• **STATED TASK**
Every entry that follows needs to be repeated exactly.

--- START OF RECORDS PROVIDED ---

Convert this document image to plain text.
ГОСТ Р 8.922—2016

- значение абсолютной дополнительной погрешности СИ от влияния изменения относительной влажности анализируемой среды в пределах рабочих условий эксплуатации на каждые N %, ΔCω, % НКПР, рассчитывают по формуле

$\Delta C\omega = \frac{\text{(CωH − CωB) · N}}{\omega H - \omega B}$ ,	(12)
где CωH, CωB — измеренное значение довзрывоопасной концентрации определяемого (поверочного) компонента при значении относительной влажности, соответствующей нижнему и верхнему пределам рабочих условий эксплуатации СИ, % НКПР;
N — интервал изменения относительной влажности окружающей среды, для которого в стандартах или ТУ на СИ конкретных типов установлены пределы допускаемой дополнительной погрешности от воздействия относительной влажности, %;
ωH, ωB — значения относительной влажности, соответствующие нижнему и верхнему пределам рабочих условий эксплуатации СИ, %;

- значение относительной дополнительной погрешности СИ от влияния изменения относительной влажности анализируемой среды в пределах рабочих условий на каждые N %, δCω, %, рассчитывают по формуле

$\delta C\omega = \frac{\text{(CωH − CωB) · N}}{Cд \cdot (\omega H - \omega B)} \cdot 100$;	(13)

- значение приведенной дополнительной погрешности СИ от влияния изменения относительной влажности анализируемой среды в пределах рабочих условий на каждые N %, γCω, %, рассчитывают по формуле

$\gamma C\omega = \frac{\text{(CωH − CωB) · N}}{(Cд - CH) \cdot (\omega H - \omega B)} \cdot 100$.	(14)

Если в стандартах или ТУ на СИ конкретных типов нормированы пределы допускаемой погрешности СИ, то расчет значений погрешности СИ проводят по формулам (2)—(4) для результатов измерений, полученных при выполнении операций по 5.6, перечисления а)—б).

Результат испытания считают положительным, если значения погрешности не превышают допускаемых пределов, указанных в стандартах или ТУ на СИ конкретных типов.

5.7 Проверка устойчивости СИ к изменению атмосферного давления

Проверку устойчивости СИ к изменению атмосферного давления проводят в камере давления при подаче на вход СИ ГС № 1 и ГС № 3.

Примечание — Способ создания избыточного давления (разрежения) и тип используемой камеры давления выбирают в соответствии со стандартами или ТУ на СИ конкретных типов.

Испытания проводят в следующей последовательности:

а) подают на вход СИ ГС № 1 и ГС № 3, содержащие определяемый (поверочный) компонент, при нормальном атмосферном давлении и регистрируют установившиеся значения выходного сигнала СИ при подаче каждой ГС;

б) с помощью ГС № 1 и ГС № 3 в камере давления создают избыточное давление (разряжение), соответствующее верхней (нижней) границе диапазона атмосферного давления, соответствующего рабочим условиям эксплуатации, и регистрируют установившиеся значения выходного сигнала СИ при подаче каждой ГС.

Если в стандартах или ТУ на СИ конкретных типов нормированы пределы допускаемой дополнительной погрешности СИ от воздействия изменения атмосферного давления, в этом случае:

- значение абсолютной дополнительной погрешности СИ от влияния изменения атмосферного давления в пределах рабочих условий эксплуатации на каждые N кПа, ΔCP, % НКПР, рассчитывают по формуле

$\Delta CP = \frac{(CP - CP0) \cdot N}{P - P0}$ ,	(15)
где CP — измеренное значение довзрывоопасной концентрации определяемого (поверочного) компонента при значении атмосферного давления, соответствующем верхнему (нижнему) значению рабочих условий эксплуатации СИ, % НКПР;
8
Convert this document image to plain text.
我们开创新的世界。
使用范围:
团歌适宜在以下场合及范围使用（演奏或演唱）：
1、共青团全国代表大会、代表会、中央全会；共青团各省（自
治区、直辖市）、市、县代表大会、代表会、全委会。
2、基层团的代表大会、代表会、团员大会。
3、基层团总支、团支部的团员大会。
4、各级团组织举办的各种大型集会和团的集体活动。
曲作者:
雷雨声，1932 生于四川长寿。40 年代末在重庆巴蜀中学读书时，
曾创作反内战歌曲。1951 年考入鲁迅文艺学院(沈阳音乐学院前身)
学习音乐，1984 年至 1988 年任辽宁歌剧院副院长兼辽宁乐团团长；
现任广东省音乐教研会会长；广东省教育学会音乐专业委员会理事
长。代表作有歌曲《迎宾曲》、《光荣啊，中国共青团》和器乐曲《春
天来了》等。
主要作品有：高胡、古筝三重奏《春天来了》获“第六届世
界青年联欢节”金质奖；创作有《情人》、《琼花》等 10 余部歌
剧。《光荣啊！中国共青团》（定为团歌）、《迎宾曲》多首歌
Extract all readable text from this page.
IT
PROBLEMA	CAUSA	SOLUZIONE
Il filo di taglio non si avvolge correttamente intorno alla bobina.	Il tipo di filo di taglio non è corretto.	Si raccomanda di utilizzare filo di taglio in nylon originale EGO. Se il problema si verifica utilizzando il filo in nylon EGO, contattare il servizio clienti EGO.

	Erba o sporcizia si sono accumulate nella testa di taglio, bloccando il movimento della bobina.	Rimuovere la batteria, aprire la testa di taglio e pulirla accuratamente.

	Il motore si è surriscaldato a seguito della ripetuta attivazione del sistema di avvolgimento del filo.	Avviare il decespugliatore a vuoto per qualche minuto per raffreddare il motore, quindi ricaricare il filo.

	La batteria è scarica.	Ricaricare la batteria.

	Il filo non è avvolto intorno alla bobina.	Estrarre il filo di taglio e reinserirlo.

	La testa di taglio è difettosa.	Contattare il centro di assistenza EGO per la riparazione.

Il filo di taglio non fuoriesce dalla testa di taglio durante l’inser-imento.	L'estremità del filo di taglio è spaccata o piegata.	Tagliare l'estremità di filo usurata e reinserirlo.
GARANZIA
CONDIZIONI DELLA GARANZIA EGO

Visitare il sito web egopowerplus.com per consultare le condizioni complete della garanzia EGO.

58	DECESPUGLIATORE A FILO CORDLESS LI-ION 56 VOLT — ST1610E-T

--- END OF RECORDS PROVIDED ---

• **OUTPUT OF THE TASK**
Convert this document image to plain text.
ГОСТ Р 8.922—2016

- значение абсолютной дополнительной погрешности СИ от влияния изменения относительной влажности анализируемой среды в пределах рабочих условий эксплуатации на каждые N %, ΔCω, % НКПР, рассчитывают по формуле

$\Delta C\omega = \frac{\text{(CωH − CωB) · N}}{\omega H - \omega B}$ ,	(12)
где CωH, CωB — измеренное значение довзрывоопасной концентрации определяемого (поверочного) компонента при значении относительной влажности, соответствующей нижнему и верхнему пределам рабочих условий эксплуатации СИ, % НКПР;
N — интервал изменения относительной влажности окружающей среды, для которого в стандартах или ТУ на СИ конкретных типов установлены пределы допускаемой дополнительной погрешности от воздействия относительной влажности, %;
ωH, ωB — значения относительной влажности, соответствующие нижнему и верхнему пределам рабочих условий эксплуатации СИ, %;

- значение относительной дополнительной погрешности СИ от влияния изменения относительной влажности анализируемой среды в пределах рабочих условий на каждые N %, δCω, %, рассчитывают по формуле

$\delta C\omega = \frac{\text{(CωH − CωB) · N}}{Cд \cdot (\omega H - \omega B)} \cdot 100$;	(13)

- значение приведенной дополнительной погрешности СИ от влияния изменения относительной влажности анализируемой среды в пределах рабочих условий на каждые N %, γCω, %, рассчитывают по формуле

$\gamma C\omega = \frac{\text{(CωH − CωB) · N}}{(Cд - CH) \cdot (\omega H - \omega B)} \cdot 100$.	(14)

Если в стандартах или ТУ на СИ конкретных типов нормированы пределы допускаемой погрешности СИ, то расчет значений погрешности СИ проводят по формулам (2)—(4) для результатов измерений, полученных при выполнении операций по 5.6, перечисления а)—б).

Результат испытания считают положительным, если значения погрешности не превышают допускаемых пределов, указанных в стандартах или ТУ на СИ конкретных типов.

5.7 Проверка устойчивости СИ к изменению атмосферного давления

Проверку устойчивости СИ к изменению атмосферного давления проводят в камере давления при подаче на вход СИ ГС № 1 и ГС № 3.

Примечание — Способ создания избыточного давления (разрежения) и тип используемой камеры давления выбирают в соответствии со стандартами или ТУ на СИ конкретных типов.

Испытания проводят в следующей последовательности:

а) подают на вход СИ ГС № 1 и ГС № 3, содержащие определяемый (поверочный) компонент, при нормальном атмосферном давлении и регистрируют установившиеся значения выходного сигнала СИ при подаче каждой ГС;

б) с помощью ГС № 1 и ГС № 3 в камере давления создают избыточное давление (разряжение), соответствующее верхней (нижней) границе диапазона атмосферного давления, соответствующего рабочим условиям эксплуатации, и регистрируют установившиеся значения выходного сигнала СИ при подаче каждой ГС.

Если в стандартах или ТУ на СИ конкретных типов нормированы пределы допускаемой дополнительной погрешности СИ от воздействия изменения атмосферного давления, в этом случае:

- значение абсолютной дополнительной погрешности СИ от влияния изменения атмосферного давления в пределах рабочих условий эксплуатации на каждые N кПа, ΔCP, % НКПР, рассчитывают по формуле

$\Delta CP = \frac{(CP - CP0) \cdot N}{P - P0}$ ,	(15)
где CP — измеренное значение довзрывоопасной концентрации определяемого (поверочного) компонента при значении атмосферного давления, соответствующем верхнему (нижнему) значению рабочих условий эксплуатации СИ, % НКПР;
8
Convert this document image to plain text.
我们开创新的世界。
使用范围:
团歌适宜在以下场合及范围使用（演奏或演唱）：
1、共青团全国代表大会、代表会、中央全会；共青团各省（自
治区、直辖市）、市、县代表大会、代表会、全委会。
2、基层团的代表大会、代表会、团员大会。
3、基层团总支、团支部的团员大会。
4、各级团组织举办的各种大型集会和团的集体活动。
曲作者:
雷雨声，1932 生于四川长寿。40 年代末在重庆巴蜀中学读书时，
曾创作反内战歌曲。1951 年考入鲁迅文艺学院(沈阳音乐学院前身)
学习音乐，1984 年至 1988 年任辽宁歌剧院副院长兼辽宁乐团团长；
现任广东省音乐教研会会长；广东省教育学会音乐专业委员会理事
长。代表作有歌曲《迎宾曲》、《光荣啊，中国共青团》和器乐曲《春
天来了》等。
主要作品有：高胡、古筝三重奏《春天来了》获“第六届世
界青年联欢节”金质奖；创作有《情人》、《琼花》等 10 余部歌
剧。《光荣啊！中国共青团》（定为团歌）、《迎宾曲》多首歌
Extract all readable text from this page.
IT
PROBLEMA	CAUSA	SOLUZIONE
Il filo di taglio non si avvolge correttamente intorno alla bobina.	Il tipo di filo di taglio non è corretto.	Si raccomanda di utilizzare filo di taglio in nylon originale EGO. Se il problema si verifica utilizzando il filo in nylon EGO, contattare il servizio clienti EGO.

	Erba o sporcizia si sono accumulate nella testa di taglio, bloccando il movimento della bobina.	Rimuovere la batteria, aprire la testa di taglio e pulirla accuratamente.

	Il motore si è surriscaldato a seguito della ripetuta attivazione del sistema di avvolgimento del filo.	Avviare il decespugliatore a vuoto per qualche minuto per raffreddare il motore, quindi ricaricare il filo.

	La batteria è scarica.	Ricaricare la batteria.

	Il filo non è avvolto intorno alla bobina.	Estrarre il filo di taglio e reinserirlo.

	La testa di taglio è difettosa.	Contattare il centro di assistenza EGO per la riparazione.

Il filo di taglio non fuoriesce dalla testa di taglio durante l’inser-imento.	L'estremità del filo di taglio è spaccata o piegata.	Tagliare l'estremità di filo usurata e reinserirlo.
GARANZIA
CONDIZIONI DELLA GARANZIA EGO

Visitare il sito web egopowerplus.com per consultare le condizioni complete della garanzia EGO.

58	DECESPUGLIATORE A FILO CORDLESS LI-ION 56 VOLT — ST1610E-T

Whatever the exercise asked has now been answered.